- Problem details: Reproduce every line of these records without any change.

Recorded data
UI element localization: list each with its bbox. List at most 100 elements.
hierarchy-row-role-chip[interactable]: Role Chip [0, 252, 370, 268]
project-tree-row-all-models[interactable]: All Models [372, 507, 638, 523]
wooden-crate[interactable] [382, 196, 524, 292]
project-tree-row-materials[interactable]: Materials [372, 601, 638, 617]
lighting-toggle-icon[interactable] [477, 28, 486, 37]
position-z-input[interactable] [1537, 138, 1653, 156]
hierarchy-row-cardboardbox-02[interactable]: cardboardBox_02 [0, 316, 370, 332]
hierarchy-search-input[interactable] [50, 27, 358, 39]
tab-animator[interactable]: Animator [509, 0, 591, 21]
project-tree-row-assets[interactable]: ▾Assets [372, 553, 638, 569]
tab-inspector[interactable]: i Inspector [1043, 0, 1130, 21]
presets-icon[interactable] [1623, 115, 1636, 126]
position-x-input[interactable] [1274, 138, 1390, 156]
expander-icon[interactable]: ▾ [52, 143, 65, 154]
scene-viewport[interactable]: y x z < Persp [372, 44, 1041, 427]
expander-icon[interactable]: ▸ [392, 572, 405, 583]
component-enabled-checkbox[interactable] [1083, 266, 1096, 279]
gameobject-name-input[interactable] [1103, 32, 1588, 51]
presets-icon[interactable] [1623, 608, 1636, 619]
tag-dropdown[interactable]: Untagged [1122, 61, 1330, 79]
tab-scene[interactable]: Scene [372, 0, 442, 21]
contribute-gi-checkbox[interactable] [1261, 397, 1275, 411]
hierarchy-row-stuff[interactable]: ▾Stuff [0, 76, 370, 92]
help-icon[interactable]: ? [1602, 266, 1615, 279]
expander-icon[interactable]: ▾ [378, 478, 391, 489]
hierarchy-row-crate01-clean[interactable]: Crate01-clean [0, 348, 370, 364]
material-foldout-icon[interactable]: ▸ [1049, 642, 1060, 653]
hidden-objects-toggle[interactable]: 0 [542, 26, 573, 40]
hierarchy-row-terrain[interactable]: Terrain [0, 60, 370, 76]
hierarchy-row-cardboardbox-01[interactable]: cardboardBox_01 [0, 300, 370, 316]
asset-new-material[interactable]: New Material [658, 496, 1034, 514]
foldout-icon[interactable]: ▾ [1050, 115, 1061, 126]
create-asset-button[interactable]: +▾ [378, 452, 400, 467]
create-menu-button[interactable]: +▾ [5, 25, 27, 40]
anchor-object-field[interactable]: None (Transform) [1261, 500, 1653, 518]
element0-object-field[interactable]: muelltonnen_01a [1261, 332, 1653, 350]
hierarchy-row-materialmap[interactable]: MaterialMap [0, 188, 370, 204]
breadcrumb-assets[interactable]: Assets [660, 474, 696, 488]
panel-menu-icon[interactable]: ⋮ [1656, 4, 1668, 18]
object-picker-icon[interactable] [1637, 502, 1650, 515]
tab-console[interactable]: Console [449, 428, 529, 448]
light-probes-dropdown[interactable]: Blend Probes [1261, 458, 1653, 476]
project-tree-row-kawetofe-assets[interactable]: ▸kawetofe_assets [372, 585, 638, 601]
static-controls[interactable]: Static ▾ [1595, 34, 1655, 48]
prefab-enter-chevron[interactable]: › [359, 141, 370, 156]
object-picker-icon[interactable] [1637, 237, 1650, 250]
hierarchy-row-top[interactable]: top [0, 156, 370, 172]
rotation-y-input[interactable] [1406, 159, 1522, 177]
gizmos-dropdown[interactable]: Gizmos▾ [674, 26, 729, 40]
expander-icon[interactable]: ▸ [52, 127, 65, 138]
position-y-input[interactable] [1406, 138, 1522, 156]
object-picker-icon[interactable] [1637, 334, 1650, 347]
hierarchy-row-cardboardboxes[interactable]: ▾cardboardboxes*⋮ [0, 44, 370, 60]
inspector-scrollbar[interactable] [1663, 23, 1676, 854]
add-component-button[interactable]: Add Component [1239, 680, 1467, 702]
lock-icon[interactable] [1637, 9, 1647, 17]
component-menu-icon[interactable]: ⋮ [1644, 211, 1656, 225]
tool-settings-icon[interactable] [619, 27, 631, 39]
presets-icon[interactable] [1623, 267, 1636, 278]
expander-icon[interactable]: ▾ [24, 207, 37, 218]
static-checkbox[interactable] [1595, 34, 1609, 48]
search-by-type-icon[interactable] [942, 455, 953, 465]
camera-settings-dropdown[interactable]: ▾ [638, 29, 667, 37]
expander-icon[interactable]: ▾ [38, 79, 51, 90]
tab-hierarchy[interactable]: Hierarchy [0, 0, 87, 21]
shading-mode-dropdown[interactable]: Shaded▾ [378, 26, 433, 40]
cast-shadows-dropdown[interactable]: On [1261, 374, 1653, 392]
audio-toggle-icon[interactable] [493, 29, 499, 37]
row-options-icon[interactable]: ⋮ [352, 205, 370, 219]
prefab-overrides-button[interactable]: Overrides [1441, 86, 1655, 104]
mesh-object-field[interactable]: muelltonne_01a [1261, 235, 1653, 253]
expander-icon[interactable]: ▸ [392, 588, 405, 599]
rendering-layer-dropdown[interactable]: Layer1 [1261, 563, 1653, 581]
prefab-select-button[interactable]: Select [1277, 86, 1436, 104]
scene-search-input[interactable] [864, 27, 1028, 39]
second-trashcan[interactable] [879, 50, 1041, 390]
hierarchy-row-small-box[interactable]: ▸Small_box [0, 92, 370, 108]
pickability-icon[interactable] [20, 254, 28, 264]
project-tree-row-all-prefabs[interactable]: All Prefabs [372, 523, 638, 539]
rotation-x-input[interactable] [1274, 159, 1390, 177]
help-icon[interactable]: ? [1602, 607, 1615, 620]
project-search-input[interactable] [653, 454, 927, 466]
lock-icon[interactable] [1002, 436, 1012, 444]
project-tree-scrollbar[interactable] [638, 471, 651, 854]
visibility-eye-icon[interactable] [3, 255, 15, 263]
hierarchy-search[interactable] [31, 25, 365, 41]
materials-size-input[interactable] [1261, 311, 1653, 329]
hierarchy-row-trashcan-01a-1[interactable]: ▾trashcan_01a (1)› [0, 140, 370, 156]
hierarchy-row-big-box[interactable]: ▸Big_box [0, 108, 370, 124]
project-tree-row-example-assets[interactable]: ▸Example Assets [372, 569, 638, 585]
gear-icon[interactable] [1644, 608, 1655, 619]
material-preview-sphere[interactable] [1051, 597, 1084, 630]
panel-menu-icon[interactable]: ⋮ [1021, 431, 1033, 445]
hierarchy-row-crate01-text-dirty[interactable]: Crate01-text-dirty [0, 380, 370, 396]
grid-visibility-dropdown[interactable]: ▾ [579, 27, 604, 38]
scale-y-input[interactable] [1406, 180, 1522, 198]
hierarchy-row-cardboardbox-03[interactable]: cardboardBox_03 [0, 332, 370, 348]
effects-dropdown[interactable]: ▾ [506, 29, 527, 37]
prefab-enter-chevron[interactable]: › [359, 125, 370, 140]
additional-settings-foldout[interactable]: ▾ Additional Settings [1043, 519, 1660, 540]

- Written answer:
UI element localization: list each with its bbox. List at most 100 elements.
hierarchy-row-role-chip[interactable]: Role Chip [0, 252, 370, 268]
project-tree-row-all-models[interactable]: All Models [372, 507, 638, 523]
wooden-crate[interactable] [382, 196, 524, 292]
project-tree-row-materials[interactable]: Materials [372, 601, 638, 617]
lighting-toggle-icon[interactable] [477, 28, 486, 37]
position-z-input[interactable] [1537, 138, 1653, 156]
hierarchy-row-cardboardbox-02[interactable]: cardboardBox_02 [0, 316, 370, 332]
hierarchy-search-input[interactable] [50, 27, 358, 39]
tab-animator[interactable]: Animator [509, 0, 591, 21]
project-tree-row-assets[interactable]: ▾Assets [372, 553, 638, 569]
tab-inspector[interactable]: i Inspector [1043, 0, 1130, 21]
presets-icon[interactable] [1623, 115, 1636, 126]
position-x-input[interactable] [1274, 138, 1390, 156]
expander-icon[interactable]: ▾ [52, 143, 65, 154]
scene-viewport[interactable]: y x z < Persp [372, 44, 1041, 427]
expander-icon[interactable]: ▸ [392, 572, 405, 583]
component-enabled-checkbox[interactable] [1083, 266, 1096, 279]
gameobject-name-input[interactable] [1103, 32, 1588, 51]
presets-icon[interactable] [1623, 608, 1636, 619]
tag-dropdown[interactable]: Untagged [1122, 61, 1330, 79]
tab-scene[interactable]: Scene [372, 0, 442, 21]
contribute-gi-checkbox[interactable] [1261, 397, 1275, 411]
hierarchy-row-stuff[interactable]: ▾Stuff [0, 76, 370, 92]
help-icon[interactable]: ? [1602, 266, 1615, 279]
expander-icon[interactable]: ▾ [378, 478, 391, 489]
hierarchy-row-crate01-clean[interactable]: Crate01-clean [0, 348, 370, 364]
material-foldout-icon[interactable]: ▸ [1049, 642, 1060, 653]
hidden-objects-toggle[interactable]: 0 [542, 26, 573, 40]
hierarchy-row-terrain[interactable]: Terrain [0, 60, 370, 76]
hierarchy-row-cardboardbox-01[interactable]: cardboardBox_01 [0, 300, 370, 316]
asset-new-material[interactable]: New Material [658, 496, 1034, 514]
foldout-icon[interactable]: ▾ [1050, 115, 1061, 126]
create-asset-button[interactable]: +▾ [378, 452, 400, 467]
create-menu-button[interactable]: +▾ [5, 25, 27, 40]
anchor-object-field[interactable]: None (Transform) [1261, 500, 1653, 518]
element0-object-field[interactable]: muelltonnen_01a [1261, 332, 1653, 350]
hierarchy-row-materialmap[interactable]: MaterialMap [0, 188, 370, 204]
breadcrumb-assets[interactable]: Assets [660, 474, 696, 488]
panel-menu-icon[interactable]: ⋮ [1656, 4, 1668, 18]
object-picker-icon[interactable] [1637, 502, 1650, 515]
tab-console[interactable]: Console [449, 428, 529, 448]
light-probes-dropdown[interactable]: Blend Probes [1261, 458, 1653, 476]
project-tree-row-kawetofe-assets[interactable]: ▸kawetofe_assets [372, 585, 638, 601]
static-controls[interactable]: Static ▾ [1595, 34, 1655, 48]
prefab-enter-chevron[interactable]: › [359, 141, 370, 156]
object-picker-icon[interactable] [1637, 237, 1650, 250]
hierarchy-row-top[interactable]: top [0, 156, 370, 172]
rotation-y-input[interactable] [1406, 159, 1522, 177]
gizmos-dropdown[interactable]: Gizmos▾ [674, 26, 729, 40]
expander-icon[interactable]: ▸ [52, 127, 65, 138]
position-y-input[interactable] [1406, 138, 1522, 156]
object-picker-icon[interactable] [1637, 334, 1650, 347]
hierarchy-row-cardboardboxes[interactable]: ▾cardboardboxes*⋮ [0, 44, 370, 60]
inspector-scrollbar[interactable] [1663, 23, 1676, 854]
add-component-button[interactable]: Add Component [1239, 680, 1467, 702]
lock-icon[interactable] [1637, 9, 1647, 17]
component-menu-icon[interactable]: ⋮ [1644, 211, 1656, 225]
tool-settings-icon[interactable] [619, 27, 631, 39]
presets-icon[interactable] [1623, 267, 1636, 278]
expander-icon[interactable]: ▾ [24, 207, 37, 218]
static-checkbox[interactable] [1595, 34, 1609, 48]
search-by-type-icon[interactable] [942, 455, 953, 465]
camera-settings-dropdown[interactable]: ▾ [638, 29, 667, 37]
expander-icon[interactable]: ▾ [38, 79, 51, 90]
tab-hierarchy[interactable]: Hierarchy [0, 0, 87, 21]
shading-mode-dropdown[interactable]: Shaded▾ [378, 26, 433, 40]
cast-shadows-dropdown[interactable]: On [1261, 374, 1653, 392]
audio-toggle-icon[interactable] [493, 29, 499, 37]
row-options-icon[interactable]: ⋮ [352, 205, 370, 219]
prefab-overrides-button[interactable]: Overrides [1441, 86, 1655, 104]
mesh-object-field[interactable]: muelltonne_01a [1261, 235, 1653, 253]
expander-icon[interactable]: ▸ [392, 588, 405, 599]
rendering-layer-dropdown[interactable]: Layer1 [1261, 563, 1653, 581]
prefab-select-button[interactable]: Select [1277, 86, 1436, 104]
scene-search-input[interactable] [864, 27, 1028, 39]
second-trashcan[interactable] [879, 50, 1041, 390]
hierarchy-row-small-box[interactable]: ▸Small_box [0, 92, 370, 108]
pickability-icon[interactable] [20, 254, 28, 264]
project-tree-row-all-prefabs[interactable]: All Prefabs [372, 523, 638, 539]
rotation-x-input[interactable] [1274, 159, 1390, 177]
help-icon[interactable]: ? [1602, 607, 1615, 620]
project-search-input[interactable] [653, 454, 927, 466]
lock-icon[interactable] [1002, 436, 1012, 444]
project-tree-scrollbar[interactable] [638, 471, 651, 854]
visibility-eye-icon[interactable] [3, 255, 15, 263]
hierarchy-search[interactable] [31, 25, 365, 41]
materials-size-input[interactable] [1261, 311, 1653, 329]
hierarchy-row-trashcan-01a-1[interactable]: ▾trashcan_01a (1)› [0, 140, 370, 156]
hierarchy-row-big-box[interactable]: ▸Big_box [0, 108, 370, 124]
project-tree-row-example-assets[interactable]: ▸Example Assets [372, 569, 638, 585]
gear-icon[interactable] [1644, 608, 1655, 619]
material-preview-sphere[interactable] [1051, 597, 1084, 630]
panel-menu-icon[interactable]: ⋮ [1021, 431, 1033, 445]
hierarchy-row-crate01-text-dirty[interactable]: Crate01-text-dirty [0, 380, 370, 396]
grid-visibility-dropdown[interactable]: ▾ [579, 27, 604, 38]
scale-y-input[interactable] [1406, 180, 1522, 198]
hierarchy-row-cardboardbox-03[interactable]: cardboardBox_03 [0, 332, 370, 348]
effects-dropdown[interactable]: ▾ [506, 29, 527, 37]
prefab-enter-chevron[interactable]: › [359, 125, 370, 140]
additional-settings-foldout[interactable]: ▾ Additional Settings [1043, 519, 1660, 540]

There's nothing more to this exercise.